- **What to do**
List every line in this data where the string "would" occurs.

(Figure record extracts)
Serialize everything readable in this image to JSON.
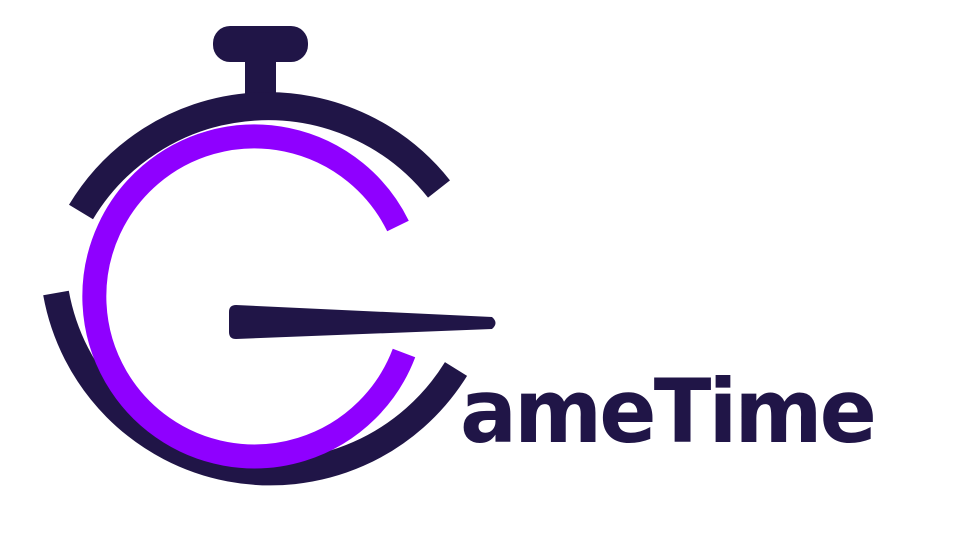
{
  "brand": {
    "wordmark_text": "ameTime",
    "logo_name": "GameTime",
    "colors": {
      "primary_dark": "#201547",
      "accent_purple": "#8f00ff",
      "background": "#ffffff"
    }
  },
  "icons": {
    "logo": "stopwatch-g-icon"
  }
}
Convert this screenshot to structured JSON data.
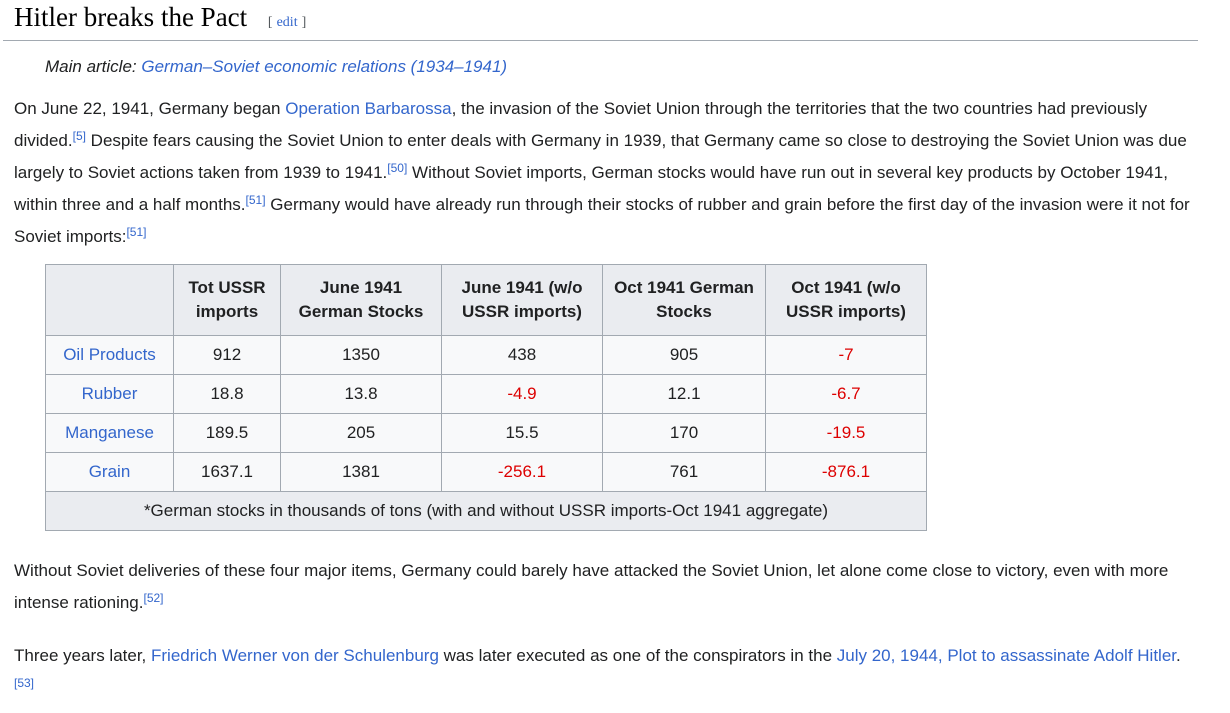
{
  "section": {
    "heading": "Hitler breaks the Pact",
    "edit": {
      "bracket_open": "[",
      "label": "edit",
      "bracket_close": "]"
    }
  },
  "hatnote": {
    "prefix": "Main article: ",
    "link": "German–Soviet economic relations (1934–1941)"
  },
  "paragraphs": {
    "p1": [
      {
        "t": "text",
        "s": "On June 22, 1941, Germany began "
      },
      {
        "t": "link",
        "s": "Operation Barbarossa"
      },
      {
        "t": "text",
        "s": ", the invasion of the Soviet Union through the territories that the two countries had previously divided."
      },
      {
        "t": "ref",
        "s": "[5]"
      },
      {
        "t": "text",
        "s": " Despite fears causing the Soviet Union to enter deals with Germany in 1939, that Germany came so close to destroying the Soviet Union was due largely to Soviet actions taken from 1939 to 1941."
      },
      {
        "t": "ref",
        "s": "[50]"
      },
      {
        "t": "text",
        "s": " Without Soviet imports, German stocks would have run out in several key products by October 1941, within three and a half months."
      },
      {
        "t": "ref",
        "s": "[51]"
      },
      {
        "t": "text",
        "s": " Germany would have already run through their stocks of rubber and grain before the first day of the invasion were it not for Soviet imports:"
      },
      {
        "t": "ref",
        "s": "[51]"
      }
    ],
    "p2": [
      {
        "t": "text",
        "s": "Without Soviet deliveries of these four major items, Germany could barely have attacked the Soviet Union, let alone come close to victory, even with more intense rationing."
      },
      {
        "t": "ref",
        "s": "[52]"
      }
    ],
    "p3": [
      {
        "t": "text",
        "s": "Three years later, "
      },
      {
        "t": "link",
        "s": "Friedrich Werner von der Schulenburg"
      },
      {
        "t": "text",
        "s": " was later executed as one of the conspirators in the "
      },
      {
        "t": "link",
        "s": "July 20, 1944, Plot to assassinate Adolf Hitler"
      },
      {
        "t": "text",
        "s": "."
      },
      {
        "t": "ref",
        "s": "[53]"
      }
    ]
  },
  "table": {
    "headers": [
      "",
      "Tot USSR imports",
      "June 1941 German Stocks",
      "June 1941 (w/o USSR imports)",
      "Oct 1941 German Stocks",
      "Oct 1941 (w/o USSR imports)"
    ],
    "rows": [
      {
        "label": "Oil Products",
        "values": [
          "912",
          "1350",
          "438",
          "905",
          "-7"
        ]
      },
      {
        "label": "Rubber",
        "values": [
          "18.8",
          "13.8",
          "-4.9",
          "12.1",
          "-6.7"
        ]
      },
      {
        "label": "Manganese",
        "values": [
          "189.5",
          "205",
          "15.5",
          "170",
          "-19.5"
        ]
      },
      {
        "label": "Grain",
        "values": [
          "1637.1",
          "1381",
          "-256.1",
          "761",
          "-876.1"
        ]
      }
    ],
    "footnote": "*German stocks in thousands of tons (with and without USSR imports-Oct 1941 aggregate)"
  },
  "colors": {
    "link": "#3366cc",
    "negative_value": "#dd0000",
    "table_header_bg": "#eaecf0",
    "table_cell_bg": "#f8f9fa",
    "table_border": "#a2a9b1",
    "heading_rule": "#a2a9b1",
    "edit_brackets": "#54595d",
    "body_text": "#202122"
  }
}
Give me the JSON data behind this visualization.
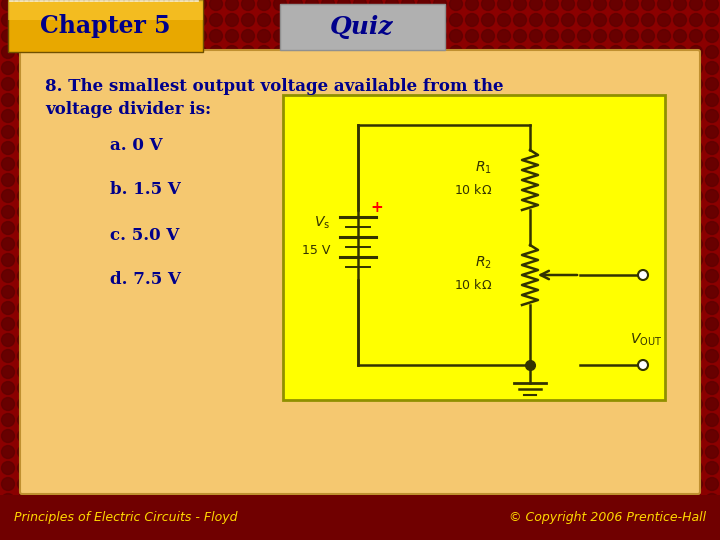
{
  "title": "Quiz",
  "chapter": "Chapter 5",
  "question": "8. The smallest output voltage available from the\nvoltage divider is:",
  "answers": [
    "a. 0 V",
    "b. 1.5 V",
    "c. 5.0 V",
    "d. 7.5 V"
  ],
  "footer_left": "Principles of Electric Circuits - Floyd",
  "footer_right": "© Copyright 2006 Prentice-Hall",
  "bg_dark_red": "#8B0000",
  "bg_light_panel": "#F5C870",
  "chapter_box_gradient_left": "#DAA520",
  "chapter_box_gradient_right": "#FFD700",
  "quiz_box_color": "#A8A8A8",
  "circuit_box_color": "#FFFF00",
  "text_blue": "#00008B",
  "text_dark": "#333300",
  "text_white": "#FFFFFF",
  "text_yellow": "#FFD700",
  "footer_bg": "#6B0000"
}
...
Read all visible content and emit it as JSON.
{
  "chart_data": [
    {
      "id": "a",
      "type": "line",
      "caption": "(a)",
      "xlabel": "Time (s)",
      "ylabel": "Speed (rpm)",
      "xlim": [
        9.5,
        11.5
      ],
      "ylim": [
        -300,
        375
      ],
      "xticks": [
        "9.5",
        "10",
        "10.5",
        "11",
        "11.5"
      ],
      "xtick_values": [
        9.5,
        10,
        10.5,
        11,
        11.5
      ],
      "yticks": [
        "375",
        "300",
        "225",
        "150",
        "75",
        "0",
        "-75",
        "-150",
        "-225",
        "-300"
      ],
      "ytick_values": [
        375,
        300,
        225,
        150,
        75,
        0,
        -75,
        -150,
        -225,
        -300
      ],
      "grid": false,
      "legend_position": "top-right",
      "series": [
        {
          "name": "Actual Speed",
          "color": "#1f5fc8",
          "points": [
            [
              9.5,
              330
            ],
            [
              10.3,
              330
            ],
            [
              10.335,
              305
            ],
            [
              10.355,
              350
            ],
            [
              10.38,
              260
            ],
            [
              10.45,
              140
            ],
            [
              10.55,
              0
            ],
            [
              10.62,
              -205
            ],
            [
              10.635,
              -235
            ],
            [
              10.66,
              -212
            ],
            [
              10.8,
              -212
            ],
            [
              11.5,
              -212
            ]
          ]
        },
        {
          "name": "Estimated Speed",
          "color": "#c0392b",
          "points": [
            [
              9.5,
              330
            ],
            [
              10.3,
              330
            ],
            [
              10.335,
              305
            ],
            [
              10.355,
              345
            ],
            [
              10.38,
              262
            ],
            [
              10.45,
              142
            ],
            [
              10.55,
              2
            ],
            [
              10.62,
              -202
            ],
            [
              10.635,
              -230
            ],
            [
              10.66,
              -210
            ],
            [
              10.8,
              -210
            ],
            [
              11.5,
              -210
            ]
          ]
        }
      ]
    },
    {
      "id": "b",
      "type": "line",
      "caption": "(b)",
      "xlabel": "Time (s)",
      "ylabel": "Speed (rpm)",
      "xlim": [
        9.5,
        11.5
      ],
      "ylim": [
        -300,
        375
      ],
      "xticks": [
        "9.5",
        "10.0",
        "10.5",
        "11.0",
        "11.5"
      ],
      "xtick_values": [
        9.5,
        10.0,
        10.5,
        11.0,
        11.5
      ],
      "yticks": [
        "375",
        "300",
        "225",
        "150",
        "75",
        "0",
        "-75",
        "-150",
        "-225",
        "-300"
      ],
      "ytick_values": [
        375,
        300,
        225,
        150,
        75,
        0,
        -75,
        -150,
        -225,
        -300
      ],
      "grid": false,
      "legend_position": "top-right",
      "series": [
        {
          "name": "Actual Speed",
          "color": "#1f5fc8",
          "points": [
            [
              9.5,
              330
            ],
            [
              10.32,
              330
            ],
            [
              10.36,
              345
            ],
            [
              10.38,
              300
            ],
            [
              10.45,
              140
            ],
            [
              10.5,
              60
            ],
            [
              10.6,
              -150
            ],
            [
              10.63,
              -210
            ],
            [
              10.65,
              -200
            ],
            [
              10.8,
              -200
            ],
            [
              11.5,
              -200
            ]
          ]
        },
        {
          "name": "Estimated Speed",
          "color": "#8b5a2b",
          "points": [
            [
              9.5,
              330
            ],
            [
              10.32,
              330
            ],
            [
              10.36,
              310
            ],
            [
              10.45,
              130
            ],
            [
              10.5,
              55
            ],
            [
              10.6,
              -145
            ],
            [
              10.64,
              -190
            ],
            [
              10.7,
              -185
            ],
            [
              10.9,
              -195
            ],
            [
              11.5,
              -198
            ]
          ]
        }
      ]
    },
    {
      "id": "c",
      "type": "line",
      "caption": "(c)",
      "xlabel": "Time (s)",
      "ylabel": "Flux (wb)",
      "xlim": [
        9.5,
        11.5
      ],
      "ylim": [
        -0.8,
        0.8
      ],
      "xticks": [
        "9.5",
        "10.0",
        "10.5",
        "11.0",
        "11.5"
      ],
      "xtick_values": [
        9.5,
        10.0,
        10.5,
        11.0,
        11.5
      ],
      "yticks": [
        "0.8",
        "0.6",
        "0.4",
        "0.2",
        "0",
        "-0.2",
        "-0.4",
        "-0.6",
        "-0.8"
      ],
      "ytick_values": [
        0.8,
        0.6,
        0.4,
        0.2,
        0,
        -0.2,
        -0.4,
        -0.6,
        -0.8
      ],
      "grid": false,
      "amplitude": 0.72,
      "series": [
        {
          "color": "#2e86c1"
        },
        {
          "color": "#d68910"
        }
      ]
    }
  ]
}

- **Exercise solution**
        "s": " Without Soviet imports, German stocks would have run out in several key products by October 1941, within three and a half months."
        "s": " Germany would have already run through their stocks of rubber and grain before the first day of the invasion were it not for Soviet imports:"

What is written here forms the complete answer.